Items listed in a dataset:
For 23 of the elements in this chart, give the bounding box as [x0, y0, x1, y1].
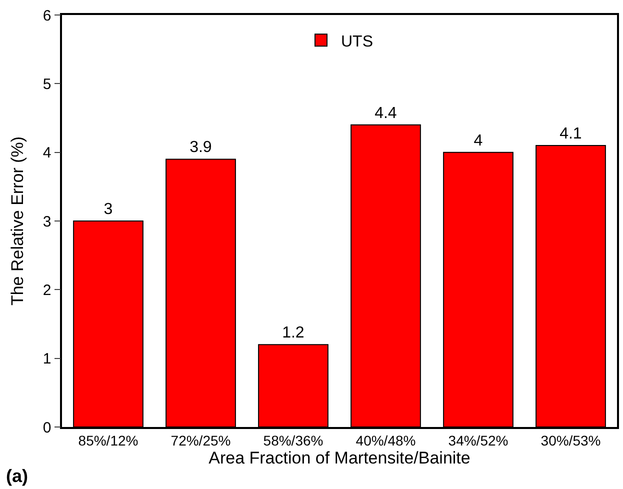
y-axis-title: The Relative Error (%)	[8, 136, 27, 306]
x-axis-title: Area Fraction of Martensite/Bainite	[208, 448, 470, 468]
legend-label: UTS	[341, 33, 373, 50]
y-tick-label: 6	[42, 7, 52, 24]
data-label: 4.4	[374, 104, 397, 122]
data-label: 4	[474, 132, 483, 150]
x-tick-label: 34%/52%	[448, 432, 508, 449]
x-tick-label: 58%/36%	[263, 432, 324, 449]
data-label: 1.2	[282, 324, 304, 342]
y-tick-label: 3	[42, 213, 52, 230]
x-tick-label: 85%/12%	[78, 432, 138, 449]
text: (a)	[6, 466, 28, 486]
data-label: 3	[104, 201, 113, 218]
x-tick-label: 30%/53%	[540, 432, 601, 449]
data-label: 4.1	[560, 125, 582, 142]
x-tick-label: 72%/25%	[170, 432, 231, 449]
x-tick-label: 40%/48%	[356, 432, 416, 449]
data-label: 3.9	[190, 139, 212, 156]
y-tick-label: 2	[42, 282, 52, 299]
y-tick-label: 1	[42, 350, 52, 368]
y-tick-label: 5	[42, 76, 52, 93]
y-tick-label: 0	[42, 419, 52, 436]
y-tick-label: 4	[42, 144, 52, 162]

## [GIVEN PROBLEM]
Extract every item above word for word, and leave the pictures out of your answer.

## [TASK RESPONSE]
For 23 of the elements in this chart, give the bounding box as [x0, y0, x1, y1].
y-axis-title: The Relative Error (%)	[8, 136, 27, 306]
x-axis-title: Area Fraction of Martensite/Bainite	[208, 448, 470, 468]
legend-label: UTS	[341, 33, 373, 50]
y-tick-label: 6	[42, 7, 52, 24]
data-label: 4.4	[374, 104, 397, 122]
data-label: 4	[474, 132, 483, 150]
x-tick-label: 34%/52%	[448, 432, 508, 449]
x-tick-label: 58%/36%	[263, 432, 324, 449]
data-label: 1.2	[282, 324, 304, 342]
y-tick-label: 3	[42, 213, 52, 230]
x-tick-label: 85%/12%	[78, 432, 138, 449]
text: (a)	[6, 466, 28, 486]
data-label: 3	[104, 201, 113, 218]
x-tick-label: 30%/53%	[540, 432, 601, 449]
data-label: 4.1	[560, 125, 582, 142]
x-tick-label: 72%/25%	[170, 432, 231, 449]
x-tick-label: 40%/48%	[356, 432, 416, 449]
data-label: 3.9	[190, 139, 212, 156]
y-tick-label: 2	[42, 282, 52, 299]
y-tick-label: 1	[42, 350, 52, 368]
y-tick-label: 5	[42, 76, 52, 93]
y-tick-label: 0	[42, 419, 52, 436]
y-tick-label: 4	[42, 144, 52, 162]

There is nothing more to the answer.